Exercise objective
Check each line of the material below for "phone", then copy the ones that contain it.

Listed entries
○ ○ ○

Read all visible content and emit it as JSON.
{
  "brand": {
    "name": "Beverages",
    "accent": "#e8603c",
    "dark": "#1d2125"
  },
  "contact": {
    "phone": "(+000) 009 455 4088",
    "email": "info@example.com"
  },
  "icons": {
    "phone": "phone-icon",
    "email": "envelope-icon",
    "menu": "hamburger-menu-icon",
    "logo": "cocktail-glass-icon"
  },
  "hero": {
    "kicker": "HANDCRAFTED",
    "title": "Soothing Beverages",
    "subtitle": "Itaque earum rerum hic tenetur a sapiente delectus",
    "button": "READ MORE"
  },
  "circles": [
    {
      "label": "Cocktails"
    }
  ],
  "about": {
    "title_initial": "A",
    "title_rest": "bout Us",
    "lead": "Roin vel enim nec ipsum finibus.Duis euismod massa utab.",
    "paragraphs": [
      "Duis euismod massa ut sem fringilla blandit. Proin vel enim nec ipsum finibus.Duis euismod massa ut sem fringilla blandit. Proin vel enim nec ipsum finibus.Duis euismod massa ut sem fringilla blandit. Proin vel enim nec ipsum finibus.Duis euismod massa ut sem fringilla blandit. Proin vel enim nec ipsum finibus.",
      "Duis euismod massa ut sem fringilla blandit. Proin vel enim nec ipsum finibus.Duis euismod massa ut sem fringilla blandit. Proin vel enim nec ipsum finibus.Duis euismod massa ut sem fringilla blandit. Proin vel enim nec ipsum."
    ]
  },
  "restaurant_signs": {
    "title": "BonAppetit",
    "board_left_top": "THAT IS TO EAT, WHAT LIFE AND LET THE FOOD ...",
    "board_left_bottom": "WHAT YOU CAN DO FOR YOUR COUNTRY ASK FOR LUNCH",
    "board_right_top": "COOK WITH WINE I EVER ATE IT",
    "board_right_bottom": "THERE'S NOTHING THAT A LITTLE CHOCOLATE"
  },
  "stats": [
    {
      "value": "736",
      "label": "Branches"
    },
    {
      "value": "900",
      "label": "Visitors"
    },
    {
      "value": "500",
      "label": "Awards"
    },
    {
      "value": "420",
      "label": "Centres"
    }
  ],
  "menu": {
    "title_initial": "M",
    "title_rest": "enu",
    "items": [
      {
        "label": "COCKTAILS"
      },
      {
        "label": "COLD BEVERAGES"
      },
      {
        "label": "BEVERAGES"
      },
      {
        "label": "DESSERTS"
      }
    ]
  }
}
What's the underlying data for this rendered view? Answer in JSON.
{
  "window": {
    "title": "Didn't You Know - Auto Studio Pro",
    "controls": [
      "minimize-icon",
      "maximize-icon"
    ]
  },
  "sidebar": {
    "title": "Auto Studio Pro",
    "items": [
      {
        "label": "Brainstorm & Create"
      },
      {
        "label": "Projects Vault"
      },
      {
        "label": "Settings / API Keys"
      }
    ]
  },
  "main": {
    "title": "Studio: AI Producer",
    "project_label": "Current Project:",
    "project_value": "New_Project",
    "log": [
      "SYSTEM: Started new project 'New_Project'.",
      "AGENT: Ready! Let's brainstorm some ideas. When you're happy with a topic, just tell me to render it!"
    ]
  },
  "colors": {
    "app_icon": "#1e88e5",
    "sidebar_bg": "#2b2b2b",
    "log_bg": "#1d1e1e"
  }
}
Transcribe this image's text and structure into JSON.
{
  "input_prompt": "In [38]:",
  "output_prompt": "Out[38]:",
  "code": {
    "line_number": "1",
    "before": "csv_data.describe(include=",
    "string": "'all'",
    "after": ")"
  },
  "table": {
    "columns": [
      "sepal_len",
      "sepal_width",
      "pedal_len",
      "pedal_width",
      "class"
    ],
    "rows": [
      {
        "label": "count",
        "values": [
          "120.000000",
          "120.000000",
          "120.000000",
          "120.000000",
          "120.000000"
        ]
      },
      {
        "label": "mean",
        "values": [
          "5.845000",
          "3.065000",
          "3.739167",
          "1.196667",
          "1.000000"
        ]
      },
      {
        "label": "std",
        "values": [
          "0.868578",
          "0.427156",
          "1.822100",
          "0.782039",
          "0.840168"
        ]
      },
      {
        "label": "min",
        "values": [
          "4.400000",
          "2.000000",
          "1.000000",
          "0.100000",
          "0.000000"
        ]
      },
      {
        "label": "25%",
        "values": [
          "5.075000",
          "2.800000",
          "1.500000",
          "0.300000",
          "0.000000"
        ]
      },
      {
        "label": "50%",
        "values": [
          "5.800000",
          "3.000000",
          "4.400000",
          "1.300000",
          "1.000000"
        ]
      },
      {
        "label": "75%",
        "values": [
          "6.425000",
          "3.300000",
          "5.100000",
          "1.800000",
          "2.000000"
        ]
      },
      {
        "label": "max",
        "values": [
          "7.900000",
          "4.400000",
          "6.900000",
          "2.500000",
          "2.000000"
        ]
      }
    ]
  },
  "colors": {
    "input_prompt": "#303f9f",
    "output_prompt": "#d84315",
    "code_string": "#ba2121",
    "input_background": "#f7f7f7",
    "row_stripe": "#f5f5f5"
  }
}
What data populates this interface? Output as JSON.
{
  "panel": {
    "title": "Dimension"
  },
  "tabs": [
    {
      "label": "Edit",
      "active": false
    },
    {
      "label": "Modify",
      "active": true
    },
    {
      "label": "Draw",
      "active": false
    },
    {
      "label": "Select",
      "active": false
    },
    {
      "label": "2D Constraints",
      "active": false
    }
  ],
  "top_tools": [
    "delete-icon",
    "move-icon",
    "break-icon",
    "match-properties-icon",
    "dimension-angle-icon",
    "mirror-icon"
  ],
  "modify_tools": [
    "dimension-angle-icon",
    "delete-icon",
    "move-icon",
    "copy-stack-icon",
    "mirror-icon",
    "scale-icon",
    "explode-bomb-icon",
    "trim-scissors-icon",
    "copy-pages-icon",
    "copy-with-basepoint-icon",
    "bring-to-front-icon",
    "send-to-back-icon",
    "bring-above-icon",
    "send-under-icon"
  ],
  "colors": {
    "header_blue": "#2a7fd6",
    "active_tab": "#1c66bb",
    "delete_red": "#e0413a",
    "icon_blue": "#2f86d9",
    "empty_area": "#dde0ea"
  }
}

○ ○ ○

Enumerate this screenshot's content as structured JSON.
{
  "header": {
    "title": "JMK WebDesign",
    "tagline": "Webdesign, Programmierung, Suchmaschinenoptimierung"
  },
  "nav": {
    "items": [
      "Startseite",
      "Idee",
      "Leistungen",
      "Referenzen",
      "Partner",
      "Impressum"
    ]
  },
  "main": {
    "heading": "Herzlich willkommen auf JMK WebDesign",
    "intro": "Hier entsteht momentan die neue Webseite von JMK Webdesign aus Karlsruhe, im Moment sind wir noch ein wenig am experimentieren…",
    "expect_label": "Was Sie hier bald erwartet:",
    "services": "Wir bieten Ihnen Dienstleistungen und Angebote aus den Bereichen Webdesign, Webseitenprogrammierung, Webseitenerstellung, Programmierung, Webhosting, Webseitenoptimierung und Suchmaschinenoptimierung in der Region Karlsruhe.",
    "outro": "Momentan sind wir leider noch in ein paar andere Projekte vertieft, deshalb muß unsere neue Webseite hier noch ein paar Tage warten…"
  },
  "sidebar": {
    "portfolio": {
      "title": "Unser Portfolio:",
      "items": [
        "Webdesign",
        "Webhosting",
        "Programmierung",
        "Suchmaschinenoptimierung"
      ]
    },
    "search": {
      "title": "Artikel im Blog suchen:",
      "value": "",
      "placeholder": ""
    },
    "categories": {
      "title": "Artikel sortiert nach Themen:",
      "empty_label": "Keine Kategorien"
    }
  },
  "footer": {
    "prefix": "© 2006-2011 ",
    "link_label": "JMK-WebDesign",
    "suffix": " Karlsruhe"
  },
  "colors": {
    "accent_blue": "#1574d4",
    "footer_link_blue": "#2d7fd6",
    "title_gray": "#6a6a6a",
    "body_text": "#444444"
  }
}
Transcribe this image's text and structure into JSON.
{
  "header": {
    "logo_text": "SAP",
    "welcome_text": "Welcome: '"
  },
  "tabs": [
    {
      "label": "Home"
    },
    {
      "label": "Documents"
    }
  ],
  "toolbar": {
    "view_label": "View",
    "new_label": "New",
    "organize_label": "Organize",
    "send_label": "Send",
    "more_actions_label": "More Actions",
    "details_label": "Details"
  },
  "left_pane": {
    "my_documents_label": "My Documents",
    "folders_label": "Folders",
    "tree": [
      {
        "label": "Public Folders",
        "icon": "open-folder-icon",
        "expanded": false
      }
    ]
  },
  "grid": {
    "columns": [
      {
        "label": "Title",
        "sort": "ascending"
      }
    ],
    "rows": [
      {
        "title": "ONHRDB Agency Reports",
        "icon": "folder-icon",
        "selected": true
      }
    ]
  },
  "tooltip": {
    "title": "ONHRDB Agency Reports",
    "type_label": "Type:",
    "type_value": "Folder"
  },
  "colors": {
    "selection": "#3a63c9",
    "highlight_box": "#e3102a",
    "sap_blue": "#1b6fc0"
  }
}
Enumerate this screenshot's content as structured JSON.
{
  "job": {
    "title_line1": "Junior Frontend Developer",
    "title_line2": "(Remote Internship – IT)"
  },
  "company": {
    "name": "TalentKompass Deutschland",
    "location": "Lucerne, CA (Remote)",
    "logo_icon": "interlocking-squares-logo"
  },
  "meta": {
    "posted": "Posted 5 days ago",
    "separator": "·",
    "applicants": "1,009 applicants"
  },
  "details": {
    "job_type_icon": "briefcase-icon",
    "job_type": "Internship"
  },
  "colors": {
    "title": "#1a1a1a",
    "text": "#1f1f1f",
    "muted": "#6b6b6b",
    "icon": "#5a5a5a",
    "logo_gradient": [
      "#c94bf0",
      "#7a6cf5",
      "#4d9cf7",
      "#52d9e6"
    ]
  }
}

○ ○ ○

Response to this task
    "phone": "(+000) 009 455 4088",
    "phone": "phone-icon",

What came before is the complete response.